_Extracted records_.

## start

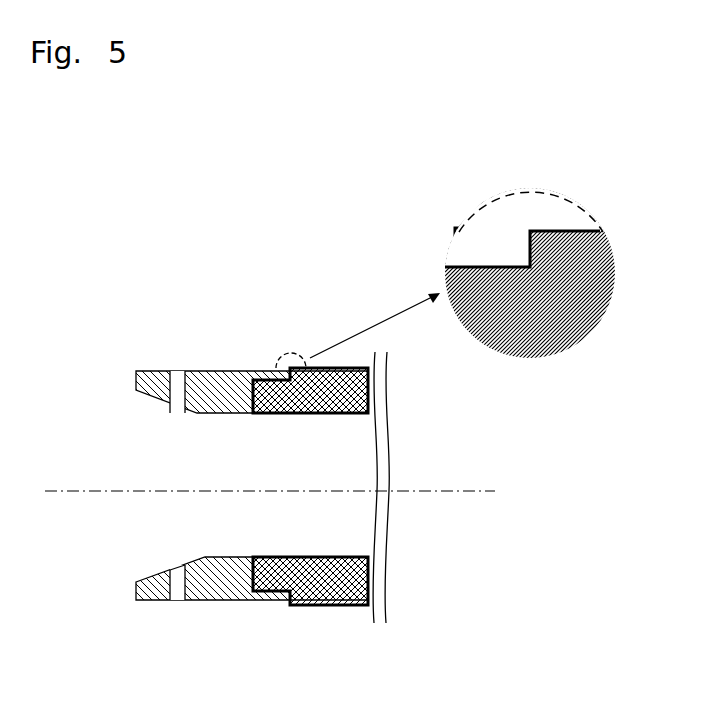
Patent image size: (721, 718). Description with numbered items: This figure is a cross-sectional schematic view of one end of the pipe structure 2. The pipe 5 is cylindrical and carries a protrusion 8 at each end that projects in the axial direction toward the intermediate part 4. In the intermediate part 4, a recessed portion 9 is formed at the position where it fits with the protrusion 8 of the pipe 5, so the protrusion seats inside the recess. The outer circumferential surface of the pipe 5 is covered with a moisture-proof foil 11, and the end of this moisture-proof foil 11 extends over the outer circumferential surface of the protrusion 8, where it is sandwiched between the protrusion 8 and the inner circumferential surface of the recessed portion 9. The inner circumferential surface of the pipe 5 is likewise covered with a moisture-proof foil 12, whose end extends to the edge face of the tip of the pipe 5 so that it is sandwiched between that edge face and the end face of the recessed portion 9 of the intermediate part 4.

The pipe structure 2 is at (305, 429).
The intermediate part 4 is at (190, 411).
The pipe 5 is at (380, 390).
The protrusion 8 is at (283, 415).
The recessed portion 9 is at (265, 370).
The moisture-proof foil 11 is at (337, 663).
The moisture-proof foil 12 is at (313, 556).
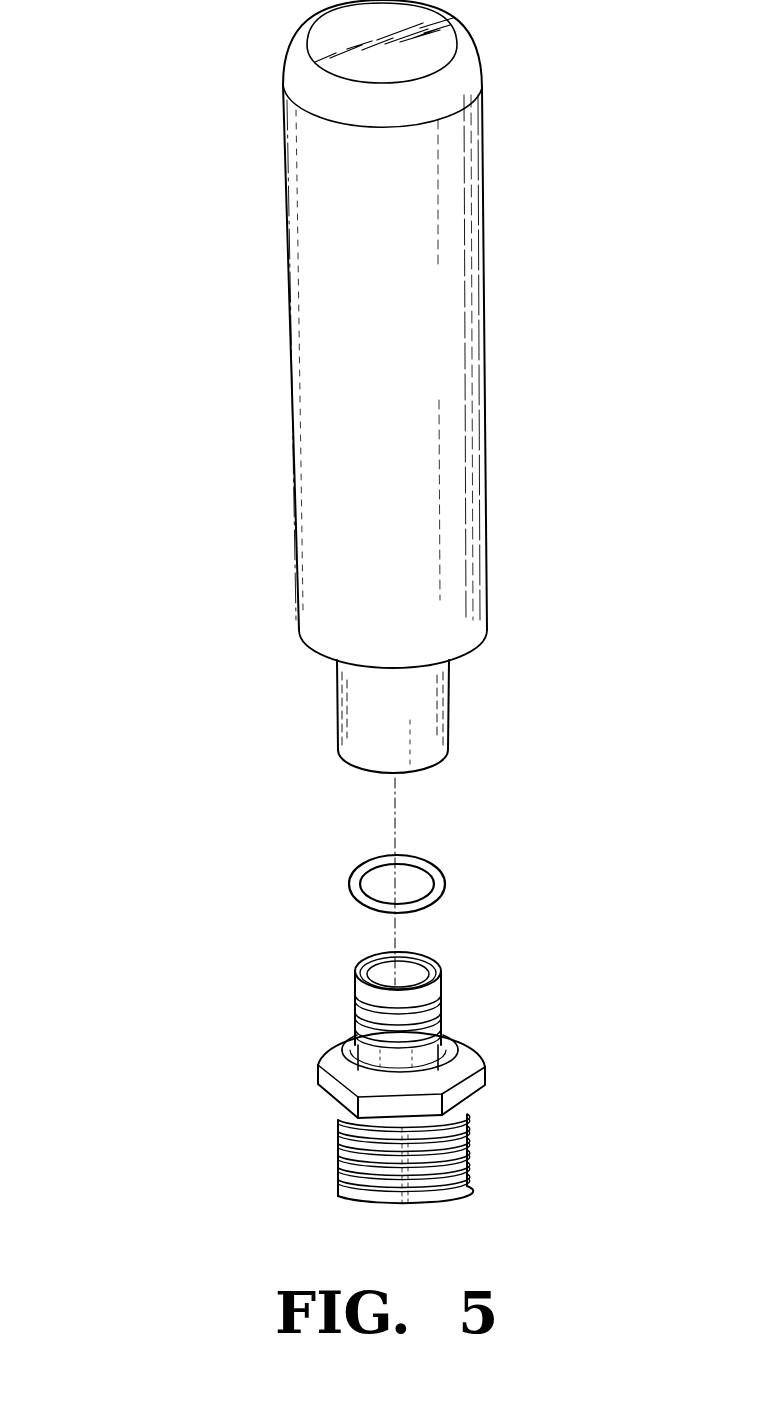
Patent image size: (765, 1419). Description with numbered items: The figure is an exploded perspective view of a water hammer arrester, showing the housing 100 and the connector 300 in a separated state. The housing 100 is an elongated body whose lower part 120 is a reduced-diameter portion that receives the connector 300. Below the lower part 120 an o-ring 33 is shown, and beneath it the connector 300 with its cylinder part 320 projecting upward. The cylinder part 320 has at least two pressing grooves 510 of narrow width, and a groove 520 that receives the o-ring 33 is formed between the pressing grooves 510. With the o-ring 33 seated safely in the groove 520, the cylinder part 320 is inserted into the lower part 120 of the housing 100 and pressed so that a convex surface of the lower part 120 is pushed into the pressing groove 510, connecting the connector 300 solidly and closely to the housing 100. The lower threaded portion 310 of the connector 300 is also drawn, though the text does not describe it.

The housing 100 is at (452, 385).
The lower part 120 is at (420, 710).
The o-ring 33 is at (440, 871).
The connector 300 is at (356, 1069).
The external thread 310 is at (372, 1167).
The cylinder part 320 is at (352, 990).
The pressing groove 510 is at (445, 991).
The groove 520 is at (355, 1022).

## end

Copy every line of the records above word for word, without the pictures.

_EXPECTED OUTPUT_.
Patent image size: (721, 718). Description with numbered items: This figure is a cross-sectional schematic view of one end of the pipe structure 2. The pipe 5 is cylindrical and carries a protrusion 8 at each end that projects in the axial direction toward the intermediate part 4. In the intermediate part 4, a recessed portion 9 is formed at the position where it fits with the protrusion 8 of the pipe 5, so the protrusion seats inside the recess. The outer circumferential surface of the pipe 5 is covered with a moisture-proof foil 11, and the end of this moisture-proof foil 11 extends over the outer circumferential surface of the protrusion 8, where it is sandwiched between the protrusion 8 and the inner circumferential surface of the recessed portion 9. The inner circumferential surface of the pipe 5 is likewise covered with a moisture-proof foil 12, whose end extends to the edge face of the tip of the pipe 5 so that it is sandwiched between that edge face and the end face of the recessed portion 9 of the intermediate part 4.

The pipe structure 2 is at (305, 429).
The intermediate part 4 is at (190, 411).
The pipe 5 is at (380, 390).
The protrusion 8 is at (283, 415).
The recessed portion 9 is at (265, 370).
The moisture-proof foil 11 is at (337, 663).
The moisture-proof foil 12 is at (313, 556).
Patent image size: (765, 1419). Description with numbered items: The figure is an exploded perspective view of a water hammer arrester, showing the housing 100 and the connector 300 in a separated state. The housing 100 is an elongated body whose lower part 120 is a reduced-diameter portion that receives the connector 300. Below the lower part 120 an o-ring 33 is shown, and beneath it the connector 300 with its cylinder part 320 projecting upward. The cylinder part 320 has at least two pressing grooves 510 of narrow width, and a groove 520 that receives the o-ring 33 is formed between the pressing grooves 510. With the o-ring 33 seated safely in the groove 520, the cylinder part 320 is inserted into the lower part 120 of the housing 100 and pressed so that a convex surface of the lower part 120 is pushed into the pressing groove 510, connecting the connector 300 solidly and closely to the housing 100. The lower threaded portion 310 of the connector 300 is also drawn, though the text does not describe it.

The housing 100 is at (452, 385).
The lower part 120 is at (420, 710).
The o-ring 33 is at (440, 871).
The connector 300 is at (356, 1069).
The external thread 310 is at (372, 1167).
The cylinder part 320 is at (352, 990).
The pressing groove 510 is at (445, 991).
The groove 520 is at (355, 1022).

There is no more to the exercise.